_GIVEN ENTRIES_.

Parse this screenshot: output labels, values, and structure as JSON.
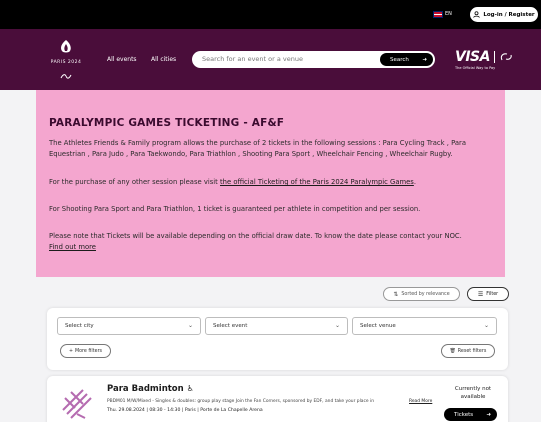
{
  "topbar": {
    "language": "EN",
    "login_label": "Log-in / Register"
  },
  "header": {
    "logo_text": "PARIS 2024",
    "nav": [
      "All events",
      "All cities"
    ],
    "search": {
      "placeholder": "Search for an event or a venue",
      "button_label": "Search"
    },
    "sponsor": {
      "name": "VISA",
      "tagline": "The Official Way to Pay"
    }
  },
  "info": {
    "title": "PARALYMPIC GAMES TICKETING - AF&F",
    "p1": "The Athletes Friends & Family program allows the purchase of 2 tickets in the following sessions : Para Cycling Track , Para Equestrian , Para Judo , Para Taekwondo, Para Triathlon , Shooting Para Sport , Wheelchair Fencing , Wheelchair Rugby.",
    "p2_prefix": "For the purchase of any other session please visit ",
    "p2_link": "the official Ticketing of the Paris 2024 Paralympic Games",
    "p2_suffix": ".",
    "p3": "For Shooting Para Sport and Para Triathlon, 1 ticket is guaranteed per athlete in competition and per session.",
    "p4": "Please note that Tickets will be available depending on the official draw date. To know the date please contact your NOC.",
    "p4_link": "Find out more"
  },
  "controls": {
    "sort_label": "Sorted by relevance",
    "filter_label": "Filter"
  },
  "filters": {
    "city": "Select city",
    "event": "Select event",
    "venue": "Select venue",
    "more_filters": "More filters",
    "reset": "Reset filters"
  },
  "event": {
    "title": "Para Badminton",
    "description": "PBDM01 M/W/Mixed - Singles & doubles: group play stage Join the Fan Corners, sponsored by EDF, and take your place in",
    "read_more": "Read More",
    "date": "Thu. 29.08.2024",
    "time": "08:30 - 14:30",
    "city": "Paris",
    "venue": "Porte de La Chapelle Arena",
    "availability": "Currently not available",
    "button_label": "Tickets"
  },
  "colors": {
    "header_bg": "#4a0d3a",
    "info_bg": "#f4a6cf",
    "pictogram": "#b56bb0"
  }
}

_CHALLENGE_. Copy the listing word for word, excluding its pictures.

_SOLUTION TO THIS PROBLEM_.
Parse this screenshot: output labels, values, and structure as JSON.
{
  "topbar": {
    "language": "EN",
    "login_label": "Log-in / Register"
  },
  "header": {
    "logo_text": "PARIS 2024",
    "nav": [
      "All events",
      "All cities"
    ],
    "search": {
      "placeholder": "Search for an event or a venue",
      "button_label": "Search"
    },
    "sponsor": {
      "name": "VISA",
      "tagline": "The Official Way to Pay"
    }
  },
  "info": {
    "title": "PARALYMPIC GAMES TICKETING - AF&F",
    "p1": "The Athletes Friends & Family program allows the purchase of 2 tickets in the following sessions : Para Cycling Track , Para Equestrian , Para Judo , Para Taekwondo, Para Triathlon , Shooting Para Sport , Wheelchair Fencing , Wheelchair Rugby.",
    "p2_prefix": "For the purchase of any other session please visit ",
    "p2_link": "the official Ticketing of the Paris 2024 Paralympic Games",
    "p2_suffix": ".",
    "p3": "For Shooting Para Sport and Para Triathlon, 1 ticket is guaranteed per athlete in competition and per session.",
    "p4": "Please note that Tickets will be available depending on the official draw date. To know the date please contact your NOC.",
    "p4_link": "Find out more"
  },
  "controls": {
    "sort_label": "Sorted by relevance",
    "filter_label": "Filter"
  },
  "filters": {
    "city": "Select city",
    "event": "Select event",
    "venue": "Select venue",
    "more_filters": "More filters",
    "reset": "Reset filters"
  },
  "event": {
    "title": "Para Badminton",
    "description": "PBDM01 M/W/Mixed - Singles & doubles: group play stage Join the Fan Corners, sponsored by EDF, and take your place in",
    "read_more": "Read More",
    "date": "Thu. 29.08.2024",
    "time": "08:30 - 14:30",
    "city": "Paris",
    "venue": "Porte de La Chapelle Arena",
    "availability": "Currently not available",
    "button_label": "Tickets"
  },
  "colors": {
    "header_bg": "#4a0d3a",
    "info_bg": "#f4a6cf",
    "pictogram": "#b56bb0"
  }
}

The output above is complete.